§ Set task
Copy the entries below line for line without changing anything, and leave out the pictures.

§ Records shown
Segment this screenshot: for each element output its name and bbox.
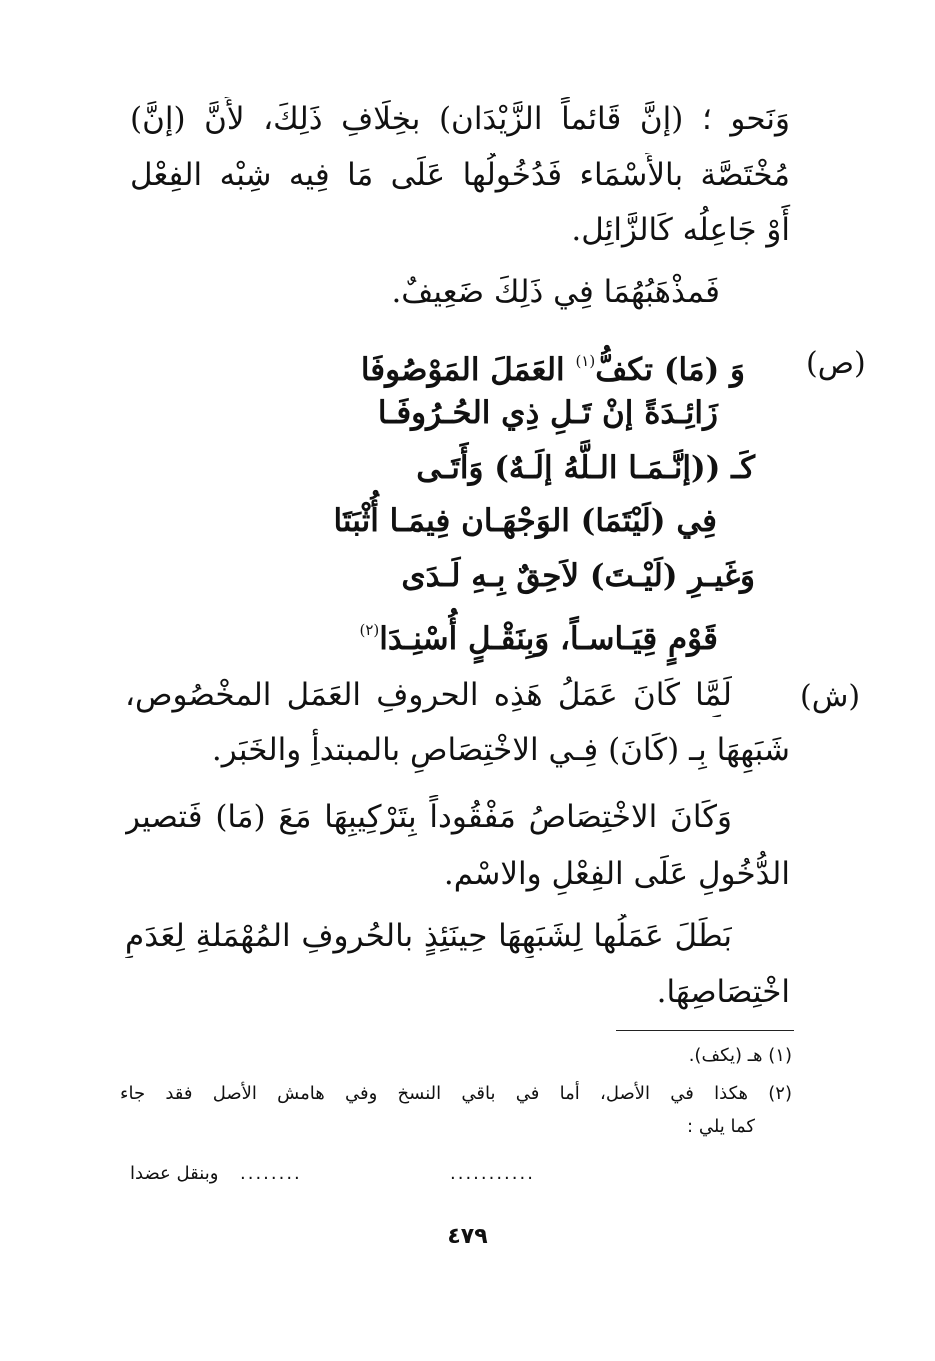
matn-marker: (ص) (806, 346, 866, 381)
footnote-ref-2: (٢) (359, 621, 380, 639)
verse-1-text: وَ (مَا) تكفُّ (595, 352, 745, 388)
footnote-ref-1: (١) (575, 352, 596, 370)
para3-line1: وَكَانَ الاخْتِصَاصُ مَفْقُوداً بِتَرْكِيبِهَا مَعَ (مَا) فَتصير (125, 799, 732, 835)
sharh-line1: لَمَّا كَانَ عَمَلُ هَذِه الحروفِ العَمَل المخْصُوص، (125, 677, 732, 713)
para3-line2: الدُّخُولِ عَلَى الفِعْلِ والاسْم. (443, 856, 790, 892)
verse-2: زَائِـدَةً إنْ تَـلِ ذِي الحُـرُوفَـا (377, 395, 718, 431)
verse-1-rest: العَمَلَ المَوْصُوفَا (360, 352, 576, 388)
footnote-2-line2: كما يلي : (687, 1116, 755, 1137)
footnote-dots-right: ........... (450, 1163, 535, 1184)
verse-1 (361, 338, 745, 393)
para1-line3: أَوْ جَاعِلُه كَالزَّائِل. (571, 212, 790, 248)
footnote-1: (١) هـ (يكف). (688, 1045, 792, 1066)
sharh-line2: شَبَهِهَا بِـ (كَانَ) فِـي الاخْتِصَاصِ بالمبتدأِ والخَبَر. (211, 732, 790, 768)
para1-line1: وَنَحو ؛ (إنَّ قَائماً الزَّيْدَان) بخِلَافِ ذَلِكَ، لأَنَّ (إنَّ) (130, 101, 790, 137)
footnote-2-line1: (٢) هكذا في الأصل، أما في باقي النسخ وفي هامش الأصل فقد جاء (120, 1083, 792, 1104)
footnote-dots-left: ........ (240, 1163, 302, 1184)
footnote-verse-variant: وبنقل عضدا (130, 1163, 219, 1184)
verse-3: كَـ ((إنَّـمَـا الـلَّهُ إلَـهٌ) وَأَتَـى (416, 450, 755, 486)
para4-line1: بَطَلَ عَمَلُها لِشَبَهِهَا حِينَئِذٍ بالحُروفِ المُهْمَلةِ لِعَدَمِ (125, 918, 732, 954)
para2-line: فَمذْهَبُهُمَا فِي ذَلِكَ ضَعِيفٌ. (391, 274, 720, 310)
verse-6 (360, 607, 719, 662)
footnote-divider (616, 1030, 794, 1031)
page-number: ٤٧٩ (447, 1224, 488, 1249)
para1-line2: مُخْتَصَّة بالأَسْمَاء فَدُخُولُها عَلَى مَا فِيه شِبْه الفِعْل (130, 157, 790, 193)
verse-5: وَغَيـرِ (لَيْـتَ) لاَحِقٌ بِـهِ لَـدَى (401, 558, 755, 594)
para4-line2: اخْتِصَاصِهَا. (656, 974, 790, 1010)
verse-6-text: قَوْمٍ قِيَـاسـاً، وَبِنَقْـلٍ أُسْنِـدَا (379, 621, 718, 657)
verse-4: فِي (لَيْتَمَا) الوَجْهَـان فِيمَـا أُثْبَتَا (333, 503, 717, 539)
sharh-marker: (ش) (800, 679, 861, 714)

§ Reply to the task
Segment this screenshot: for each element output its name and bbox.
matn-marker: (ص) (806, 346, 866, 381)
footnote-ref-2: (٢) (359, 621, 380, 639)
verse-1-text: وَ (مَا) تكفُّ (595, 352, 745, 388)
footnote-ref-1: (١) (575, 352, 596, 370)
para3-line1: وَكَانَ الاخْتِصَاصُ مَفْقُوداً بِتَرْكِيبِهَا مَعَ (مَا) فَتصير (125, 799, 732, 835)
sharh-line1: لَمَّا كَانَ عَمَلُ هَذِه الحروفِ العَمَل المخْصُوص، (125, 677, 732, 713)
para3-line2: الدُّخُولِ عَلَى الفِعْلِ والاسْم. (443, 856, 790, 892)
verse-2: زَائِـدَةً إنْ تَـلِ ذِي الحُـرُوفَـا (377, 395, 718, 431)
verse-1-rest: العَمَلَ المَوْصُوفَا (360, 352, 576, 388)
footnote-2-line2: كما يلي : (687, 1116, 755, 1137)
footnote-dots-right: ........... (450, 1163, 535, 1184)
verse-1 (361, 338, 745, 393)
para1-line3: أَوْ جَاعِلُه كَالزَّائِل. (571, 212, 790, 248)
footnote-1: (١) هـ (يكف). (688, 1045, 792, 1066)
sharh-line2: شَبَهِهَا بِـ (كَانَ) فِـي الاخْتِصَاصِ بالمبتدأِ والخَبَر. (211, 732, 790, 768)
para1-line1: وَنَحو ؛ (إنَّ قَائماً الزَّيْدَان) بخِلَافِ ذَلِكَ، لأَنَّ (إنَّ) (130, 101, 790, 137)
footnote-2-line1: (٢) هكذا في الأصل، أما في باقي النسخ وفي هامش الأصل فقد جاء (120, 1083, 792, 1104)
footnote-dots-left: ........ (240, 1163, 302, 1184)
footnote-verse-variant: وبنقل عضدا (130, 1163, 219, 1184)
verse-3: كَـ ((إنَّـمَـا الـلَّهُ إلَـهٌ) وَأَتَـى (416, 450, 755, 486)
para4-line1: بَطَلَ عَمَلُها لِشَبَهِهَا حِينَئِذٍ بالحُروفِ المُهْمَلةِ لِعَدَمِ (125, 918, 732, 954)
para2-line: فَمذْهَبُهُمَا فِي ذَلِكَ ضَعِيفٌ. (391, 274, 720, 310)
verse-6 (360, 607, 719, 662)
footnote-divider (616, 1030, 794, 1031)
page-number: ٤٧٩ (447, 1224, 488, 1249)
para1-line2: مُخْتَصَّة بالأَسْمَاء فَدُخُولُها عَلَى مَا فِيه شِبْه الفِعْل (130, 157, 790, 193)
verse-5: وَغَيـرِ (لَيْـتَ) لاَحِقٌ بِـهِ لَـدَى (401, 558, 755, 594)
para4-line2: اخْتِصَاصِهَا. (656, 974, 790, 1010)
verse-6-text: قَوْمٍ قِيَـاسـاً، وَبِنَقْـلٍ أُسْنِـدَا (379, 621, 718, 657)
verse-4: فِي (لَيْتَمَا) الوَجْهَـان فِيمَـا أُثْبَتَا (333, 503, 717, 539)
sharh-marker: (ش) (800, 679, 861, 714)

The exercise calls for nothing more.